DATA SHOWN →

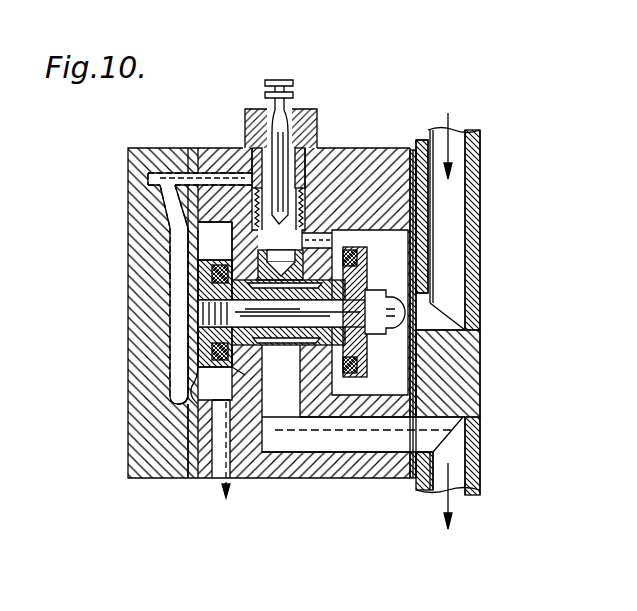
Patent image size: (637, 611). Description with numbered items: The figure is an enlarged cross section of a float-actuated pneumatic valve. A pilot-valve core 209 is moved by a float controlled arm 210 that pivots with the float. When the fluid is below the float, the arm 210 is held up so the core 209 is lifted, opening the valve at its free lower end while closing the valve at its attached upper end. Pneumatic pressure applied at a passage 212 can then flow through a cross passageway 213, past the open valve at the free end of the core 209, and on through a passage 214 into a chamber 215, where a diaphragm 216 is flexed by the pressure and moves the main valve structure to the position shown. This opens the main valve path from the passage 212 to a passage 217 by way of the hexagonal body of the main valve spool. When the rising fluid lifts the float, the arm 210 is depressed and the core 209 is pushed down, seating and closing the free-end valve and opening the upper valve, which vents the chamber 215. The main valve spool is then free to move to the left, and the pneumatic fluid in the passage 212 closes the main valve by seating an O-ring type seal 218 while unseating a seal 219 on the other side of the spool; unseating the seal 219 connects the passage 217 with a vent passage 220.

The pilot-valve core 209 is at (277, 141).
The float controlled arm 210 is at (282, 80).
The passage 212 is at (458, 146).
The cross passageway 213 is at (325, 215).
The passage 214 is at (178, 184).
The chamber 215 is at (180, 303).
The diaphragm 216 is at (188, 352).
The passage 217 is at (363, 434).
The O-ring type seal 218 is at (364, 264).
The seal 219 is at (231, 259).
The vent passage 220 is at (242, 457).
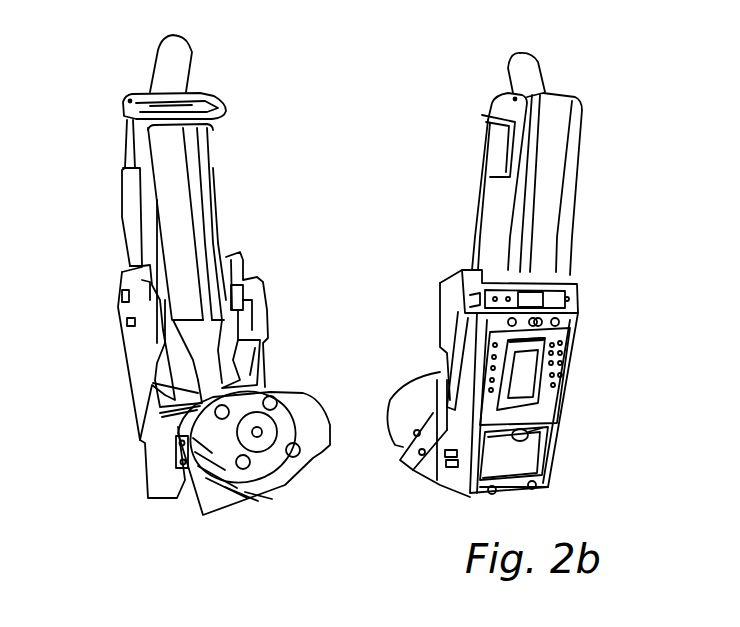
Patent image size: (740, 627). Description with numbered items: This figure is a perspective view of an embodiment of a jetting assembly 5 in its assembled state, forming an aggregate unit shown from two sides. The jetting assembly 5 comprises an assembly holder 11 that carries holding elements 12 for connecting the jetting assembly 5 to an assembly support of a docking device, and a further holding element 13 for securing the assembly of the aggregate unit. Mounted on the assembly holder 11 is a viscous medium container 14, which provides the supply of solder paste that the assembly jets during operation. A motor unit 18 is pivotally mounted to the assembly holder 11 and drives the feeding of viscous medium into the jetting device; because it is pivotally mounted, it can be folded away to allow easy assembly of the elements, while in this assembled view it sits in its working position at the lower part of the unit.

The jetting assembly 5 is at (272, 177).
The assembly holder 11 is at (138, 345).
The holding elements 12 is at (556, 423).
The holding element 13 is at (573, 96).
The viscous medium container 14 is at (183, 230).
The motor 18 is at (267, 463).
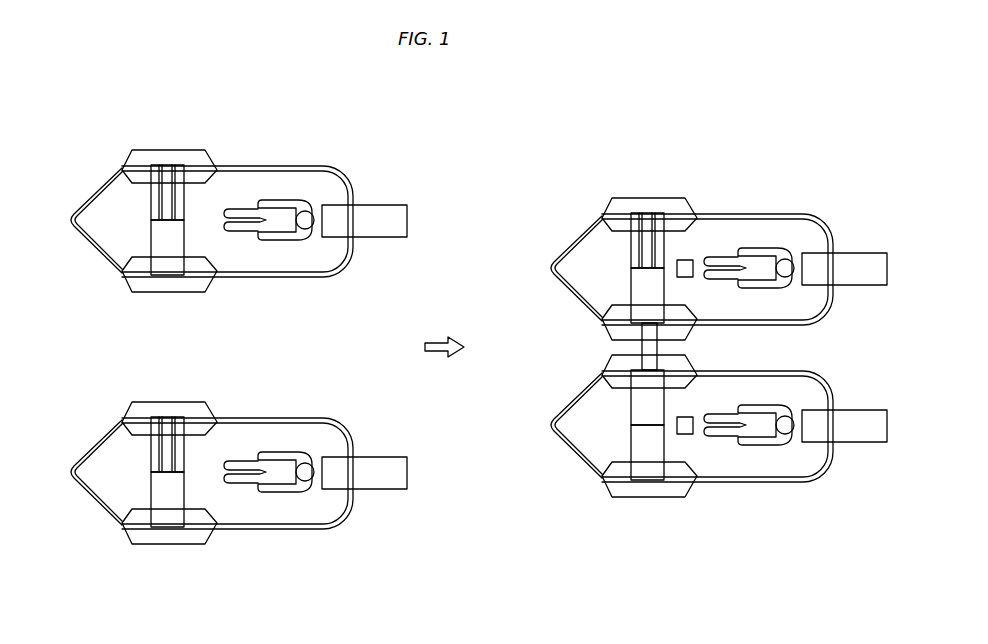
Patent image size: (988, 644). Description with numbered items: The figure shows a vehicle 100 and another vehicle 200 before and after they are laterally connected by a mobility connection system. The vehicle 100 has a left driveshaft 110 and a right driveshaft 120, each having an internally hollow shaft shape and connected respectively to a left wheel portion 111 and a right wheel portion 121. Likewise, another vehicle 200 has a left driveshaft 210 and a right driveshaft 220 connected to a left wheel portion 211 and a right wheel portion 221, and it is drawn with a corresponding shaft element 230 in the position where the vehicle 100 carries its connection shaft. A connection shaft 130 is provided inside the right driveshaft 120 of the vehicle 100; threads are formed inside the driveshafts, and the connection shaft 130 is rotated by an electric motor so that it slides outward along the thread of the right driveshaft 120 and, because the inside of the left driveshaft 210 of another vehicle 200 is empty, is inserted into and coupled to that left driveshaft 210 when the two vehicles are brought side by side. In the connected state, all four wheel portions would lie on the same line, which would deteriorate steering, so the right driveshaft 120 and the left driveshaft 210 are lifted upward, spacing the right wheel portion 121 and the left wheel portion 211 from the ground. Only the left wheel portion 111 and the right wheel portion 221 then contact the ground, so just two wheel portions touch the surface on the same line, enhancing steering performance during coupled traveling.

DIRECTIVE →
Please copy out every row above word for word, leaving the pictures out of your copy.

OUTPUT →
Patent image size: (637, 611). Description with numbered items: The figure is an enlarged cross section of a float-actuated pneumatic valve. A pilot-valve core 209 is moved by a float controlled arm 210 that pivots with the float. When the fluid is below the float, the arm 210 is held up so the core 209 is lifted, opening the valve at its free lower end while closing the valve at its attached upper end. Pneumatic pressure applied at a passage 212 can then flow through a cross passageway 213, past the open valve at the free end of the core 209, and on through a passage 214 into a chamber 215, where a diaphragm 216 is flexed by the pressure and moves the main valve structure to the position shown. This opens the main valve path from the passage 212 to a passage 217 by way of the hexagonal body of the main valve spool. When the rising fluid lifts the float, the arm 210 is depressed and the core 209 is pushed down, seating and closing the free-end valve and opening the upper valve, which vents the chamber 215. The main valve spool is then free to move to the left, and the pneumatic fluid in the passage 212 closes the main valve by seating an O-ring type seal 218 while unseating a seal 219 on the other side of the spool; unseating the seal 219 connects the passage 217 with a vent passage 220.

The pilot-valve core 209 is at (277, 141).
The float controlled arm 210 is at (282, 80).
The passage 212 is at (458, 146).
The cross passageway 213 is at (325, 215).
The passage 214 is at (178, 184).
The chamber 215 is at (180, 303).
The diaphragm 216 is at (188, 352).
The passage 217 is at (363, 434).
The O-ring type seal 218 is at (364, 264).
The seal 219 is at (231, 259).
The vent passage 220 is at (242, 457).
Patent image size: (740, 627). Description with numbered items: This figure is a perspective view of an embodiment of a jetting assembly 5 in its assembled state, forming an aggregate unit shown from two sides. The jetting assembly 5 comprises an assembly holder 11 that carries holding elements 12 for connecting the jetting assembly 5 to an assembly support of a docking device, and a further holding element 13 for securing the assembly of the aggregate unit. Mounted on the assembly holder 11 is a viscous medium container 14, which provides the supply of solder paste that the assembly jets during operation. A motor unit 18 is pivotally mounted to the assembly holder 11 and drives the feeding of viscous medium into the jetting device; because it is pivotally mounted, it can be folded away to allow easy assembly of the elements, while in this assembled view it sits in its working position at the lower part of the unit.

The jetting assembly 5 is at (272, 177).
The assembly holder 11 is at (138, 345).
The holding elements 12 is at (556, 423).
The holding element 13 is at (573, 96).
The viscous medium container 14 is at (183, 230).
The motor 18 is at (267, 463).
Patent image size: (988, 644). Description with numbered items: The figure shows a vehicle 100 and another vehicle 200 before and after they are laterally connected by a mobility connection system. The vehicle 100 has a left driveshaft 110 and a right driveshaft 120, each having an internally hollow shaft shape and connected respectively to a left wheel portion 111 and a right wheel portion 121. Likewise, another vehicle 200 has a left driveshaft 210 and a right driveshaft 220 connected to a left wheel portion 211 and a right wheel portion 221, and it is drawn with a corresponding shaft element 230 in the position where the vehicle 100 carries its connection shaft. A connection shaft 130 is provided inside the right driveshaft 120 of the vehicle 100; threads are formed inside the driveshafts, and the connection shaft 130 is rotated by an electric motor so that it slides outward along the thread of the right driveshaft 120 and, because the inside of the left driveshaft 210 of another vehicle 200 is empty, is inserted into and coupled to that left driveshaft 210 when the two vehicles are brought side by side. In the connected state, all four wheel portions would lie on the same line, which would deteriorate steering, so the right driveshaft 120 and the left driveshaft 210 are lifted upward, spacing the right wheel portion 121 and the left wheel portion 211 from the ground. Only the left wheel portion 111 and the right wheel portion 221 then contact the ground, so just two wheel portions touch the surface on the same line, enhancing steering performance during coupled traveling.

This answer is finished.